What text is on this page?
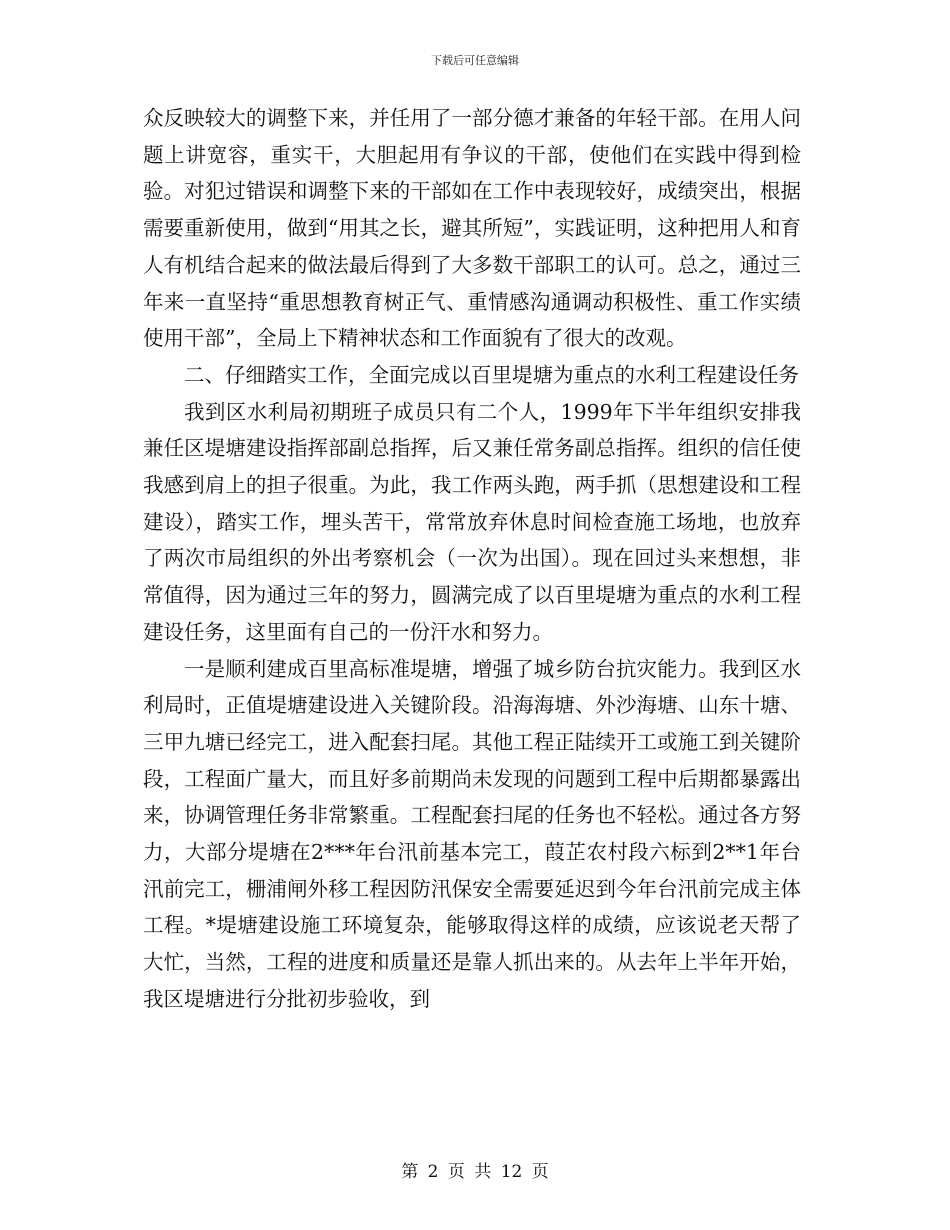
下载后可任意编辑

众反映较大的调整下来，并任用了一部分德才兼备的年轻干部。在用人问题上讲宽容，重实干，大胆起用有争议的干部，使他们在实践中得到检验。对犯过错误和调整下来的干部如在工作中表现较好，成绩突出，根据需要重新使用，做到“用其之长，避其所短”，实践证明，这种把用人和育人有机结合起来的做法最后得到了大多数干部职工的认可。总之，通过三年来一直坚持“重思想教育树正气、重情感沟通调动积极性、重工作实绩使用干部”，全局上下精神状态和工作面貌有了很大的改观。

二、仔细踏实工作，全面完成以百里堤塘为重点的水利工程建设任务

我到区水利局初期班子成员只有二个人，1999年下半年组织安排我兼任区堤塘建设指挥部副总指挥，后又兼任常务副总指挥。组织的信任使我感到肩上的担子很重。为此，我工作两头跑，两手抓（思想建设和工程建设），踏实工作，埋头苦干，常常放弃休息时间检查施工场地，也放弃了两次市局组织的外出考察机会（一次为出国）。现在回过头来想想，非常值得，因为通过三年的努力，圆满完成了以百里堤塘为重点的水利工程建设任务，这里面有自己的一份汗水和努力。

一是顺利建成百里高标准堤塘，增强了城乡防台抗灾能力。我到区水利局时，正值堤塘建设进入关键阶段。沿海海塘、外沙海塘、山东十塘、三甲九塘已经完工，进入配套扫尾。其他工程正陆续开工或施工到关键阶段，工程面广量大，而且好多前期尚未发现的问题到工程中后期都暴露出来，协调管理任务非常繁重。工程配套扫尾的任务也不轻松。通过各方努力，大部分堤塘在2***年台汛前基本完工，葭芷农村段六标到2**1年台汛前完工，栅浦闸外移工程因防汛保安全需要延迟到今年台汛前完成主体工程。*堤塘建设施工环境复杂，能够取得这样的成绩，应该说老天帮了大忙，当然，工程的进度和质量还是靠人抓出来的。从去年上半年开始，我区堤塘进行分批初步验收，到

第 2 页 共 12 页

- - - -

▶ _What to work on_
Retype everything in the material word for word, minus pictures.

▶ _Response to the task_
What text is on this page?
下载后可任意编辑

众反映较大的调整下来，并任用了一部分德才兼备的年轻干部。在用人问题上讲宽容，重实干，大胆起用有争议的干部，使他们在实践中得到检验。对犯过错误和调整下来的干部如在工作中表现较好，成绩突出，根据需要重新使用，做到“用其之长，避其所短”，实践证明，这种把用人和育人有机结合起来的做法最后得到了大多数干部职工的认可。总之，通过三年来一直坚持“重思想教育树正气、重情感沟通调动积极性、重工作实绩使用干部”，全局上下精神状态和工作面貌有了很大的改观。

二、仔细踏实工作，全面完成以百里堤塘为重点的水利工程建设任务

我到区水利局初期班子成员只有二个人，1999年下半年组织安排我兼任区堤塘建设指挥部副总指挥，后又兼任常务副总指挥。组织的信任使我感到肩上的担子很重。为此，我工作两头跑，两手抓（思想建设和工程建设），踏实工作，埋头苦干，常常放弃休息时间检查施工场地，也放弃了两次市局组织的外出考察机会（一次为出国）。现在回过头来想想，非常值得，因为通过三年的努力，圆满完成了以百里堤塘为重点的水利工程建设任务，这里面有自己的一份汗水和努力。

一是顺利建成百里高标准堤塘，增强了城乡防台抗灾能力。我到区水利局时，正值堤塘建设进入关键阶段。沿海海塘、外沙海塘、山东十塘、三甲九塘已经完工，进入配套扫尾。其他工程正陆续开工或施工到关键阶段，工程面广量大，而且好多前期尚未发现的问题到工程中后期都暴露出来，协调管理任务非常繁重。工程配套扫尾的任务也不轻松。通过各方努力，大部分堤塘在2***年台汛前基本完工，葭芷农村段六标到2**1年台汛前完工，栅浦闸外移工程因防汛保安全需要延迟到今年台汛前完成主体工程。*堤塘建设施工环境复杂，能够取得这样的成绩，应该说老天帮了大忙，当然，工程的进度和质量还是靠人抓出来的。从去年上半年开始，我区堤塘进行分批初步验收，到

第 2 页 共 12 页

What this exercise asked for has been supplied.